** PROMPT **
Look for the string "Transcode" and copy every line that has it.

** LISTED ENTRIES **
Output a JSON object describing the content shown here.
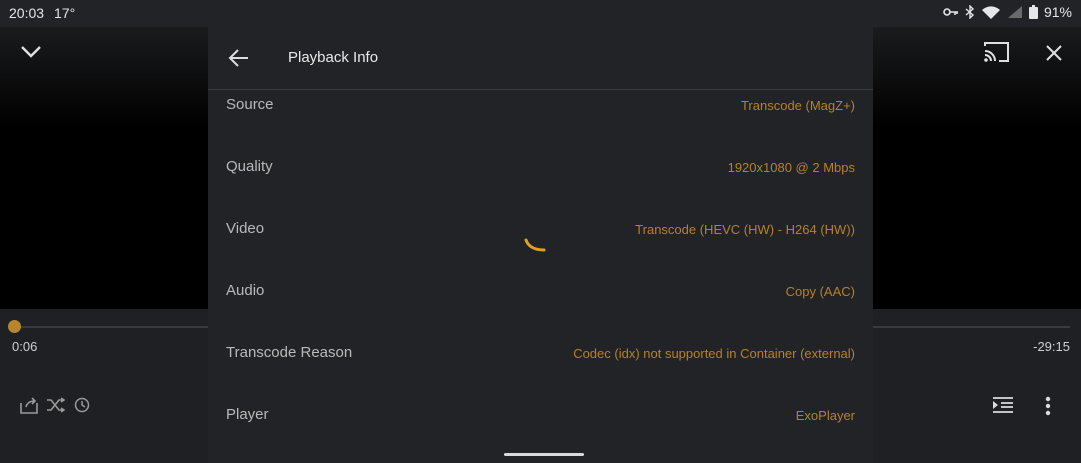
{
  "status_bar": {
    "time": "20:03",
    "temperature": "17°",
    "battery": "91%"
  },
  "player": {
    "elapsed": "0:06",
    "remaining": "-29:15",
    "progress": 0.003
  },
  "dialog": {
    "title": "Playback Info",
    "rows": [
      {
        "label": "Source",
        "value": "Transcode (MagZ+)"
      },
      {
        "label": "Quality",
        "value": "1920x1080 @ 2 Mbps"
      },
      {
        "label": "Video",
        "value": "Transcode (HEVC (HW) - H264 (HW))"
      },
      {
        "label": "Audio",
        "value": "Copy (AAC)"
      },
      {
        "label": "Transcode Reason",
        "value": "Codec (idx) not supported in Container (external)"
      },
      {
        "label": "Player",
        "value": "ExoPlayer"
      }
    ]
  },
  "colors": {
    "accent": "#b58226",
    "dialog_bg": "#222326"
  },
  "icons": [
    "key-icon",
    "bluetooth-icon",
    "wifi-icon",
    "signal-icon",
    "battery-icon",
    "chevron-down-icon",
    "cast-icon",
    "close-icon",
    "back-arrow-icon",
    "loading-spinner-icon",
    "share-icon",
    "shuffle-icon",
    "timer-icon",
    "queue-icon",
    "more-vert-icon"
  ]
}
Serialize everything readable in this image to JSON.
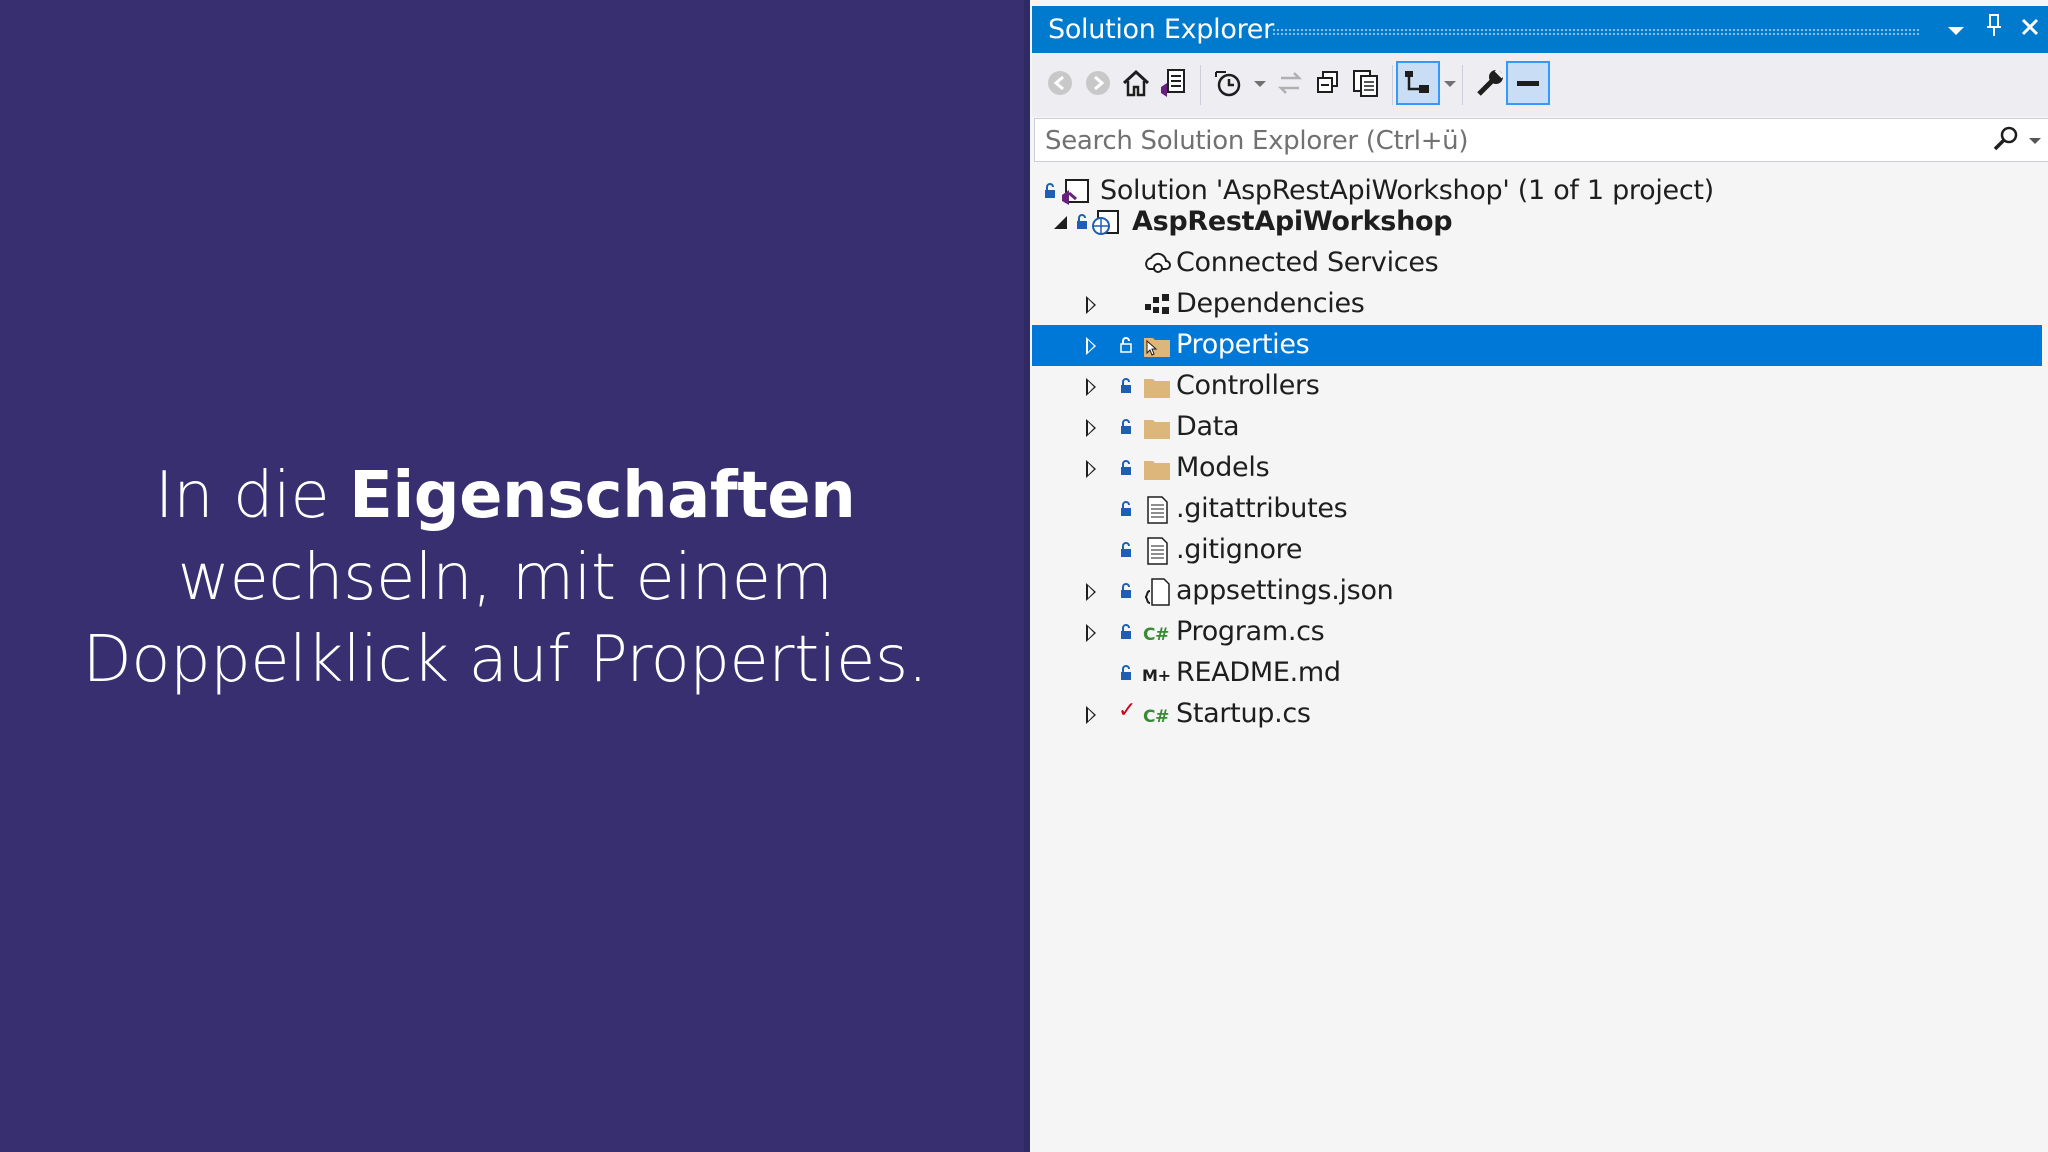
{
  "caption": {
    "pre": "In die ",
    "bold": "Eigenschaften",
    "post": " wechseln, mit einem Doppelklick auf Properties."
  },
  "solution_explorer": {
    "title": "Solution Explorer",
    "search_placeholder": "Search Solution Explorer (Ctrl+ü)",
    "tree": [
      {
        "label": "Solution 'AspRestApiWorkshop' (1 of 1 project)",
        "icon": "solution-icon"
      },
      {
        "label": "AspRestApiWorkshop",
        "icon": "web-project-icon",
        "bold": true
      },
      {
        "label": "Connected Services",
        "icon": "connected-services-icon"
      },
      {
        "label": "Dependencies",
        "icon": "dependencies-icon"
      },
      {
        "label": "Properties",
        "icon": "properties-folder-icon",
        "selected": true
      },
      {
        "label": "Controllers",
        "icon": "folder-icon"
      },
      {
        "label": "Data",
        "icon": "folder-icon"
      },
      {
        "label": "Models",
        "icon": "folder-icon"
      },
      {
        "label": ".gitattributes",
        "icon": "text-file-icon"
      },
      {
        "label": ".gitignore",
        "icon": "text-file-icon"
      },
      {
        "label": "appsettings.json",
        "icon": "json-file-icon"
      },
      {
        "label": "Program.cs",
        "icon": "csharp-file-icon"
      },
      {
        "label": "README.md",
        "icon": "markdown-file-icon"
      },
      {
        "label": "Startup.cs",
        "icon": "csharp-file-icon"
      }
    ],
    "colors": {
      "title_bar": "#007acc",
      "selection": "#0078d7",
      "background": "#f5f5f5",
      "caption_background": "#372f6f"
    }
  }
}
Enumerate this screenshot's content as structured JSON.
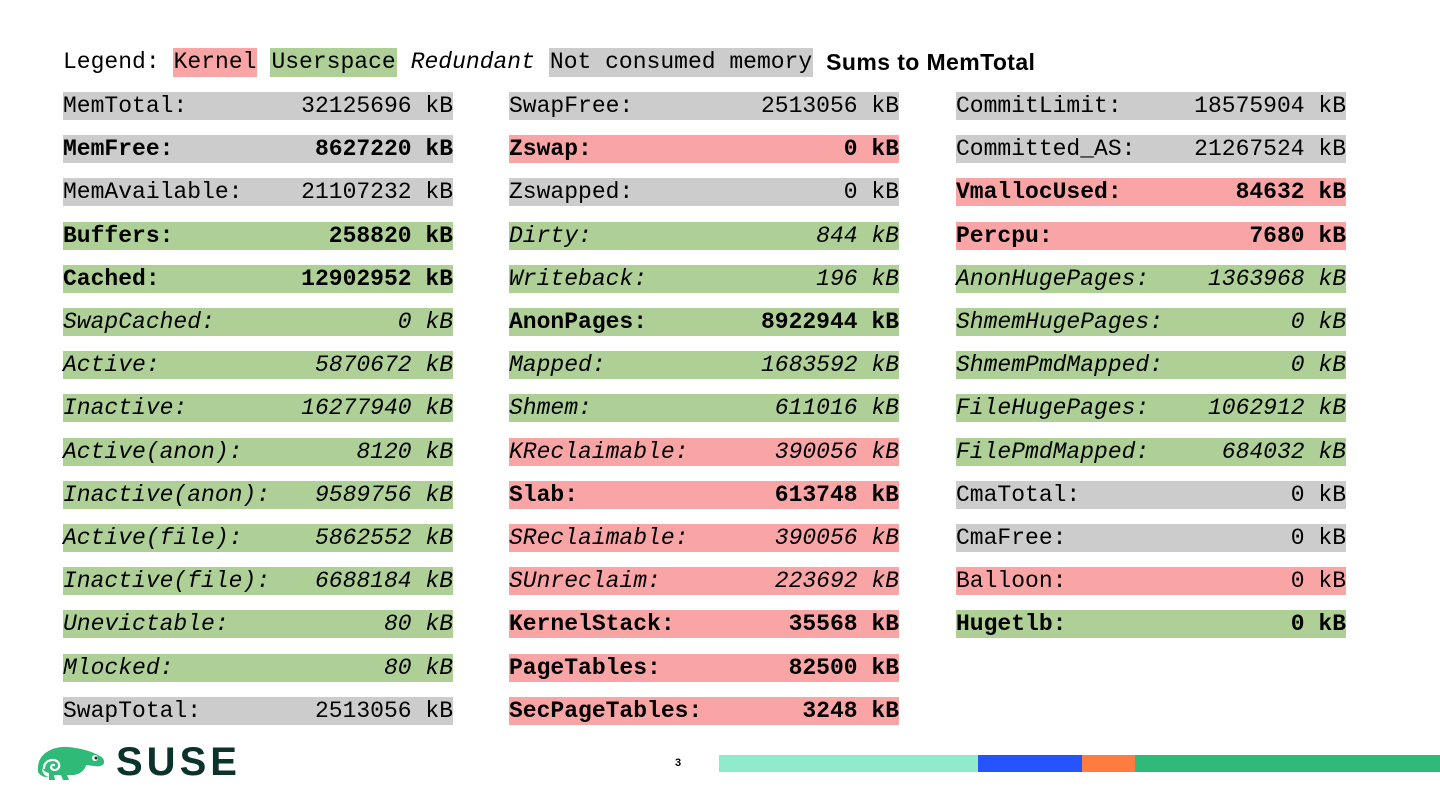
{
  "legend": {
    "prefix": "Legend:",
    "kernel": "Kernel",
    "userspace": "Userspace",
    "redundant": "Redundant",
    "not_consumed": "Not consumed memory",
    "sums": "Sums to MemTotal"
  },
  "colors": {
    "kernel": "#f9a5a5",
    "userspace": "#aed096",
    "not_consumed": "#cccccc",
    "brand_dark": "#0c322c",
    "brand_green": "#30ba78"
  },
  "columns": [
    [
      {
        "label": "MemTotal:",
        "value": "32125696 kB",
        "kind": "n",
        "bold": false,
        "italic": false
      },
      {
        "label": "MemFree:",
        "value": "8627220 kB",
        "kind": "n",
        "bold": true,
        "italic": false
      },
      {
        "label": "MemAvailable:",
        "value": "21107232 kB",
        "kind": "n",
        "bold": false,
        "italic": false
      },
      {
        "label": "Buffers:",
        "value": "258820 kB",
        "kind": "u",
        "bold": true,
        "italic": false
      },
      {
        "label": "Cached:",
        "value": "12902952 kB",
        "kind": "u",
        "bold": true,
        "italic": false
      },
      {
        "label": "SwapCached:",
        "value": "0 kB",
        "kind": "u",
        "bold": false,
        "italic": true
      },
      {
        "label": "Active:",
        "value": "5870672 kB",
        "kind": "u",
        "bold": false,
        "italic": true
      },
      {
        "label": "Inactive:",
        "value": "16277940 kB",
        "kind": "u",
        "bold": false,
        "italic": true
      },
      {
        "label": "Active(anon):",
        "value": "8120 kB",
        "kind": "u",
        "bold": false,
        "italic": true
      },
      {
        "label": "Inactive(anon):",
        "value": "9589756 kB",
        "kind": "u",
        "bold": false,
        "italic": true
      },
      {
        "label": "Active(file):",
        "value": "5862552 kB",
        "kind": "u",
        "bold": false,
        "italic": true
      },
      {
        "label": "Inactive(file):",
        "value": "6688184 kB",
        "kind": "u",
        "bold": false,
        "italic": true
      },
      {
        "label": "Unevictable:",
        "value": "80 kB",
        "kind": "u",
        "bold": false,
        "italic": true
      },
      {
        "label": "Mlocked:",
        "value": "80 kB",
        "kind": "u",
        "bold": false,
        "italic": true
      },
      {
        "label": "SwapTotal:",
        "value": "2513056 kB",
        "kind": "n",
        "bold": false,
        "italic": false
      }
    ],
    [
      {
        "label": "SwapFree:",
        "value": "2513056 kB",
        "kind": "n",
        "bold": false,
        "italic": false
      },
      {
        "label": "Zswap:",
        "value": "0 kB",
        "kind": "k",
        "bold": true,
        "italic": false
      },
      {
        "label": "Zswapped:",
        "value": "0 kB",
        "kind": "n",
        "bold": false,
        "italic": false
      },
      {
        "label": "Dirty:",
        "value": "844 kB",
        "kind": "u",
        "bold": false,
        "italic": true
      },
      {
        "label": "Writeback:",
        "value": "196 kB",
        "kind": "u",
        "bold": false,
        "italic": true
      },
      {
        "label": "AnonPages:",
        "value": "8922944 kB",
        "kind": "u",
        "bold": true,
        "italic": false
      },
      {
        "label": "Mapped:",
        "value": "1683592 kB",
        "kind": "u",
        "bold": false,
        "italic": true
      },
      {
        "label": "Shmem:",
        "value": "611016 kB",
        "kind": "u",
        "bold": false,
        "italic": true
      },
      {
        "label": "KReclaimable:",
        "value": "390056 kB",
        "kind": "k",
        "bold": false,
        "italic": true
      },
      {
        "label": "Slab:",
        "value": "613748 kB",
        "kind": "k",
        "bold": true,
        "italic": false
      },
      {
        "label": "SReclaimable:",
        "value": "390056 kB",
        "kind": "k",
        "bold": false,
        "italic": true
      },
      {
        "label": "SUnreclaim:",
        "value": "223692 kB",
        "kind": "k",
        "bold": false,
        "italic": true
      },
      {
        "label": "KernelStack:",
        "value": "35568 kB",
        "kind": "k",
        "bold": true,
        "italic": false
      },
      {
        "label": "PageTables:",
        "value": "82500 kB",
        "kind": "k",
        "bold": true,
        "italic": false
      },
      {
        "label": "SecPageTables:",
        "value": "3248 kB",
        "kind": "k",
        "bold": true,
        "italic": false
      }
    ],
    [
      {
        "label": "CommitLimit:",
        "value": "18575904 kB",
        "kind": "n",
        "bold": false,
        "italic": false
      },
      {
        "label": "Committed_AS:",
        "value": "21267524 kB",
        "kind": "n",
        "bold": false,
        "italic": false
      },
      {
        "label": "VmallocUsed:",
        "value": "84632 kB",
        "kind": "k",
        "bold": true,
        "italic": false
      },
      {
        "label": "Percpu:",
        "value": "7680 kB",
        "kind": "k",
        "bold": true,
        "italic": false
      },
      {
        "label": "AnonHugePages:",
        "value": "1363968 kB",
        "kind": "u",
        "bold": false,
        "italic": true
      },
      {
        "label": "ShmemHugePages:",
        "value": "0 kB",
        "kind": "u",
        "bold": false,
        "italic": true
      },
      {
        "label": "ShmemPmdMapped:",
        "value": "0 kB",
        "kind": "u",
        "bold": false,
        "italic": true
      },
      {
        "label": "FileHugePages:",
        "value": "1062912 kB",
        "kind": "u",
        "bold": false,
        "italic": true
      },
      {
        "label": "FilePmdMapped:",
        "value": "684032 kB",
        "kind": "u",
        "bold": false,
        "italic": true
      },
      {
        "label": "CmaTotal:",
        "value": "0 kB",
        "kind": "n",
        "bold": false,
        "italic": false
      },
      {
        "label": "CmaFree:",
        "value": "0 kB",
        "kind": "n",
        "bold": false,
        "italic": false
      },
      {
        "label": "Balloon:",
        "value": "0 kB",
        "kind": "k",
        "bold": false,
        "italic": false
      },
      {
        "label": "Hugetlb:",
        "value": "0 kB",
        "kind": "u",
        "bold": true,
        "italic": false
      }
    ]
  ],
  "footer": {
    "logo_text": "SUSE",
    "logo_icon": "chameleon-icon",
    "page_number": "3",
    "bar_colors": [
      "#90ebcd",
      "#2453ff",
      "#fe7c3f",
      "#30ba78"
    ]
  }
}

** SOLUTION TO THIS TASK **
        "value": "Transcode (MagZ+)"
        "value": "Transcode (HEVC (HW) - H264 (HW))"
        "label": "Transcode Reason",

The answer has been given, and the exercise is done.